EXERCISE GOAL:
In the post about syncing fitness records to a blog, what did the app written during the Lunar New Year period use to push data automatically in the background?

I have previously written an article about using Shortcuts to sync fitness records to the personal status on my blog.
But in practice, it felt very painful. On one hand, because the shortcut was very long, once you needed to adjust any part of it, the operation became extremely cumbersome; on the other hand, Apple's automation didn't have an option for fixed-time automatic execution. To cover the whole day's scheduled sync, you had to create five or six automation tasks. Overall, it was very clunky and tedious. So during the Lunar New Year period, I wrote an app that uses HKObserverQuery + widget timed tasks to achieve automatic background data push.



But since I was using a free Apple Developer account, I could only manually package the app as an ipa file and then install it via SideStore. This meant that even with HealthKit entitlements declared, the health data authorization page would not pop up after installation, making it impossible to access any health data. After searching online, there were no good solutions; I even thought I could only connect to Xcode every week to rebuild and keep the app alive on my phone.
Later, I stumbled upon this Reddit post. In the comments, someone mentioned an idea: by modifying the app's Bundle ID to use another existing App ID as a stand-in, it could bypass the issue of being unable to install a new app because the App ID had not expired.

EXTRACTED ENTRIES:

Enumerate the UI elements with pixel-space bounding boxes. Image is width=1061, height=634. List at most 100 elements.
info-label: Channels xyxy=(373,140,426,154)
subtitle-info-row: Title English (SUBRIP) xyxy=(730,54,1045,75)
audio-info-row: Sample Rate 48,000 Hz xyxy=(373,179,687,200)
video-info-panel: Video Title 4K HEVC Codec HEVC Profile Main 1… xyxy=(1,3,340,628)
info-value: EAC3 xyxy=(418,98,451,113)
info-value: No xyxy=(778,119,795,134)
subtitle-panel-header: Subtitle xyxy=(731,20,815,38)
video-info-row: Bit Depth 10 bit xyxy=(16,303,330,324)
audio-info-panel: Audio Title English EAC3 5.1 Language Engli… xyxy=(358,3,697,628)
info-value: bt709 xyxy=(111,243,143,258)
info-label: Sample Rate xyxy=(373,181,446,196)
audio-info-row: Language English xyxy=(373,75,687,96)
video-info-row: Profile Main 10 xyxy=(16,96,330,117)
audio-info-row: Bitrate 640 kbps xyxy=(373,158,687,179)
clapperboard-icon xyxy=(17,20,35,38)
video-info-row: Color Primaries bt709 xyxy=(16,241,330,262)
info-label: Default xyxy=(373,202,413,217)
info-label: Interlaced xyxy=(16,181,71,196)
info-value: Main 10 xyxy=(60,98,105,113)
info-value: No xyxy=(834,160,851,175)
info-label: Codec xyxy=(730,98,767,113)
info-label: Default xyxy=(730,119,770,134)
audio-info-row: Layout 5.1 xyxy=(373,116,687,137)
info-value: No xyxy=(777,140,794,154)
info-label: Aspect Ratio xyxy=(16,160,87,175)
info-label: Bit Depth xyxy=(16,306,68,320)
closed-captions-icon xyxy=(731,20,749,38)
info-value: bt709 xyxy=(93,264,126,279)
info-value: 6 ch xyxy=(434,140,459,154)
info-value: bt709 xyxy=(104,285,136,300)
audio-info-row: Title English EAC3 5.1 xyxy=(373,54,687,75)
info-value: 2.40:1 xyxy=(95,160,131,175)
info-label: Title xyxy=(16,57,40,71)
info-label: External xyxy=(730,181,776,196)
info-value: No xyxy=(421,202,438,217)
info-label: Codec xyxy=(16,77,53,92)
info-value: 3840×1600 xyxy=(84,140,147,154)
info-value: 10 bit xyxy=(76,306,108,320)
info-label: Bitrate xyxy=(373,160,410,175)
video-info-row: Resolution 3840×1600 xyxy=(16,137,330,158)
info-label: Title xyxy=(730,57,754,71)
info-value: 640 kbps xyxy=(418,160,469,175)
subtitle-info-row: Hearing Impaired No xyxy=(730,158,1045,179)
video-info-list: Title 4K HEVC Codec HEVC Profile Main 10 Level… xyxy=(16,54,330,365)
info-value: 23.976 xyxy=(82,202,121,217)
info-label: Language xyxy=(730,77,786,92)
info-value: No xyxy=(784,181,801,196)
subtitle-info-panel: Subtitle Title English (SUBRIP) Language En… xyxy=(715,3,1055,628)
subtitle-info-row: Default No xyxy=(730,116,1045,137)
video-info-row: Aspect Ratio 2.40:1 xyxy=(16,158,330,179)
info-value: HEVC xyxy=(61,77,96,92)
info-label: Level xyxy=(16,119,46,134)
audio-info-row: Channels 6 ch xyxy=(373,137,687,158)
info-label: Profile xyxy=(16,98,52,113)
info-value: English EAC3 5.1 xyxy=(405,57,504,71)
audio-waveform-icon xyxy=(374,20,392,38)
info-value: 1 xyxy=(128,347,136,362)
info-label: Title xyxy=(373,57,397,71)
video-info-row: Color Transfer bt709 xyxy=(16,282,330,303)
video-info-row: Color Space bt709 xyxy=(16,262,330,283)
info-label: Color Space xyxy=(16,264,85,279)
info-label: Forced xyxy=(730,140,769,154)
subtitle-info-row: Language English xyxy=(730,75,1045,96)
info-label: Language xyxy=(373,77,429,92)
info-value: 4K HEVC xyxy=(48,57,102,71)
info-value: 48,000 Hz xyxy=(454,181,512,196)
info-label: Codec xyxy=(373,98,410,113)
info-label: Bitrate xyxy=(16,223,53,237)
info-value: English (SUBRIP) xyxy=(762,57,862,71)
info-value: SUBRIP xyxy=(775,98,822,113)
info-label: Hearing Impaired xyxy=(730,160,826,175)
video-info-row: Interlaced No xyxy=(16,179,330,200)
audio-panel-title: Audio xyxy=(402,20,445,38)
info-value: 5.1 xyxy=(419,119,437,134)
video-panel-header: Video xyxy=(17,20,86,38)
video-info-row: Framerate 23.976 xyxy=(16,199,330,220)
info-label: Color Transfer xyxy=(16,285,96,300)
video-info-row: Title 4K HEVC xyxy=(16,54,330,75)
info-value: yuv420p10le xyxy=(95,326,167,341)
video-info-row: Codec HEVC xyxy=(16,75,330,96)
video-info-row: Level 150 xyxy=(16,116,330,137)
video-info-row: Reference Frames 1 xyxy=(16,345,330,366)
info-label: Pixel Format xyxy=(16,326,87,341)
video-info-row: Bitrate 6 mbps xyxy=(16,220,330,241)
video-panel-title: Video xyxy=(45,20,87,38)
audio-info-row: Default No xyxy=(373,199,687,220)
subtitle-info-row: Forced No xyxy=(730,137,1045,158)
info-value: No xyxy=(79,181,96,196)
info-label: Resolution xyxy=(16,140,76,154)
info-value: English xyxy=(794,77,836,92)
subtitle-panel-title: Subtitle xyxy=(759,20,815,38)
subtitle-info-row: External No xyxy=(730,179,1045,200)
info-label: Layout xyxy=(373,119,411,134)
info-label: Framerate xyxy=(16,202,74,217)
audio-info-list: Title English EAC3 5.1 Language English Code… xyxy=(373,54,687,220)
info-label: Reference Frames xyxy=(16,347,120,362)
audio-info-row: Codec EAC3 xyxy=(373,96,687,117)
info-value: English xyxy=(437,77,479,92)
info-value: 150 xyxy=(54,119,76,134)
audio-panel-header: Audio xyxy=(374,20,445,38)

EXERCISE RESPONSE:
HKObserverQuery together with widget timed tasks.